• [Seitenauszug]
※

EuGH: HOAI-Mindestsätze weiterhin anwendbar auf „Altfälle“

Mit Urteil vom 4. Juli 2019 hatte der EuGH entschieden, dass die Mindest- und Höchstsätze der HOAI gegen die Bestimmungen der EU-Dienstleistungsrichtlinie verstoßen. Der Verordnungsgeber hat das zum Anlass genommen, die HOAI zu novellieren und dabei insbesondere die (verbindlichen) Mindest- und Höchstsätze zu streichen und durch den (unverbindlichen) sog. Basissatz zu ersetzen.

Die neue Fassung der HOAI gilt aber nur für nach dem 1. Januar 2021 geschlossene Verträge. Deshalb stellte sich die Frage, ob die verbindlichen Höchst- und Mindestsätze für „Altfälle“ (also vor dem 1. Januar 2021 geschlossene Verträge) weiterhin anzuwenden sind. Das war zwischen den Oberlandesgerichten und im juristischen Schrifttum lebhaft umstritten, vgl. unsere Stellungnahme dazu hier.

※

• [Zu prüfende Daten]
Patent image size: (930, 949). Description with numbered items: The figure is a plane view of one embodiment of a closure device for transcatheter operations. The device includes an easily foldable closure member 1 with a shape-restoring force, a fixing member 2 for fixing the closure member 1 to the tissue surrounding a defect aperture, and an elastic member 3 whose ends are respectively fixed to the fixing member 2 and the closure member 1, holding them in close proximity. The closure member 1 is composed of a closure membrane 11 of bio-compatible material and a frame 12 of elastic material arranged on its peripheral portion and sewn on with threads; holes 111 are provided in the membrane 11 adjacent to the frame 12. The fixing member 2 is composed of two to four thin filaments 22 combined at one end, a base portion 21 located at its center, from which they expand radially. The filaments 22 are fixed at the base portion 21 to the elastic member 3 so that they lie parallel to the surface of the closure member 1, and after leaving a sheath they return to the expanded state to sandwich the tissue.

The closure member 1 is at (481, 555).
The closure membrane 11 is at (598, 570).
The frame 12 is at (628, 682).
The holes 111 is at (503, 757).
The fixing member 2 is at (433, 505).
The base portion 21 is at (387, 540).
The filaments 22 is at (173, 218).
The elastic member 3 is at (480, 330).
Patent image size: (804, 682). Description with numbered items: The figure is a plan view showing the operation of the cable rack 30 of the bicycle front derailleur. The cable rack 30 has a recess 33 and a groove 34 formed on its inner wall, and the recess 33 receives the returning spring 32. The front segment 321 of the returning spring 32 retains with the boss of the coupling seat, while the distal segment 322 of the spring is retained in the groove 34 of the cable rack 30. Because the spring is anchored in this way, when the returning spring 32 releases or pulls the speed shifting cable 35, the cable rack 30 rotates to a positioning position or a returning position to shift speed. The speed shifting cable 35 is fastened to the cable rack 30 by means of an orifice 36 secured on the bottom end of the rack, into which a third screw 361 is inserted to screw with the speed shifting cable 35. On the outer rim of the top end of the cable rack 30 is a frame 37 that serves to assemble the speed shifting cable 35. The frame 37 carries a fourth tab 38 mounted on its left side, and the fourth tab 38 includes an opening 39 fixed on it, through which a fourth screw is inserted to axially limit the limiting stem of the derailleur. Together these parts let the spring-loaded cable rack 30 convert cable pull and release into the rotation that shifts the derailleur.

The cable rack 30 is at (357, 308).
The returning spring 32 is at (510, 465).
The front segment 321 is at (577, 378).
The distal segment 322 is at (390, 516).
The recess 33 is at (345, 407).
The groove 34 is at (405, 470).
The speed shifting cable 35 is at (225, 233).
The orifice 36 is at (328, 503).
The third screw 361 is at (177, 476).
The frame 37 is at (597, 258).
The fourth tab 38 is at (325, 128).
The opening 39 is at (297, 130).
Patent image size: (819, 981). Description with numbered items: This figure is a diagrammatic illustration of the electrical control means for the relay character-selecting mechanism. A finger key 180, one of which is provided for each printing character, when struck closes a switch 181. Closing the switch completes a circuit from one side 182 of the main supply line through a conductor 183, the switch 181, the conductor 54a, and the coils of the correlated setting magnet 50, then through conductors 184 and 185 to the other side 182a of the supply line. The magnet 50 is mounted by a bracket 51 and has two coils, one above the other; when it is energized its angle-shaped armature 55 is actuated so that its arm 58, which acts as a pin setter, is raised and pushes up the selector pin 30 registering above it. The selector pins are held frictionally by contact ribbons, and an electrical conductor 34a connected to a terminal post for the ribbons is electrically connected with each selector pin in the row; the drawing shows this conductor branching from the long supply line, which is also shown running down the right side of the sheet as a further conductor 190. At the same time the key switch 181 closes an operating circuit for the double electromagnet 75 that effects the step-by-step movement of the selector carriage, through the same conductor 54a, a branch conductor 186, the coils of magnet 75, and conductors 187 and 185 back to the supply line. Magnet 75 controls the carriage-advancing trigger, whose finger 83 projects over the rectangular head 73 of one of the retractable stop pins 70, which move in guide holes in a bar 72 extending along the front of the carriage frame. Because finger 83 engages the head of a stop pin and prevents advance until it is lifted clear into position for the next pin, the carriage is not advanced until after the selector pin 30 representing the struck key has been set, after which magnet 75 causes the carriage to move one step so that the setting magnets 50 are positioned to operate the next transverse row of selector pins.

※

• [Aufgaben]
(a) Für welche Verträge gilt laut dem Seitenauszug die neue Fassung der HOAI?
(b) Übertragen Sie den Satz „Die neue Fassung der HOAI gilt aber nur für nach dem 1. Januar 2021 geschlossene Verträge.“ aus dem Seitenauszug ins Englische.
(c) Führen Sie den Text zu den HOAI-Mindestsätzen im Anschluss an seinen letzten Satz weiter.

• [Antworten]
(a) Nur für Verträge, die nach dem 1. Januar 2021 geschlossen wurden.

(b) However, the new version of the HOAI applies only to contracts concluded after January 1, 2021.

(c)
Diesem Streit hat der EuGH nun mit seinem heute veröffentlichten Urteil in der Rechtssache C‑261/20 ein Ende gesetzt und entschieden, dass die Mindest- und Höchstsätze trotz des Verstoßes gegen die EU-Dienstleistungsrichtlinie weiterhin anwendbar sind. Für Verträge, die vor dem 1. Januar 2021 geschlossen wurden, gelten die Mindest- und Höchstsätze der HOAI deshalb weiterhin unverändert. Der EuGH begründet diese Entscheidung geradezu schulmäßig (und ganz zutreffend) mit dem eingeschränkten Geltungsbereich der Dienstleistungsrichtlinie. Denn diese bindet (wie jede EU-Richtlinie) ausschließlich die Mitgliedsstaaten, entfaltet im Verhältnis der Privaten untereinander hingegen keine Wirkung. Private können sich deshalb anderen Privaten gegenüber nicht auf den Verstoß gegen eine Richtlinie berufen, ihr Rechtsverhältnis wird davon nicht berührt. Gleiches gilt für die öffentliche Hand, wenn sie als Bauherr agiert. Kurzum: Bei vor dem 1. Januar 2021 geschlossenen Verträgen können Architekten weiterhin eine sogenannte Aufstockungsklage erheben, wenn das vertraglich vereinbarte Honorar den Mindestsatz unterschreitet.

Besonders liegt es im Verhältnis der Privaten zum Mitgliedsstaat. Hier können die Privaten sich unter gewissen Voraussetzungen (die der EuGH für gegeben hält) auf den Schutz einer EU-Richtlinie berufen. Ein Privater, der durch einen Verstoß gegen das Unionsrecht geschädigt wird, kann deshalb von dem Mitgliedsstaat ggf. auch Ersatz für diesen Schaden verlangen. Bauherren, die in Zukunft auf Zahlung des Mindestsatzes in Anspruch genommen werden, sollten entsprechende Ansprüche deshalb genau prüfen; dasselbe gilt für Architekten, denen eine Überschreitung des Höchstsatzes entgegengehalten wird.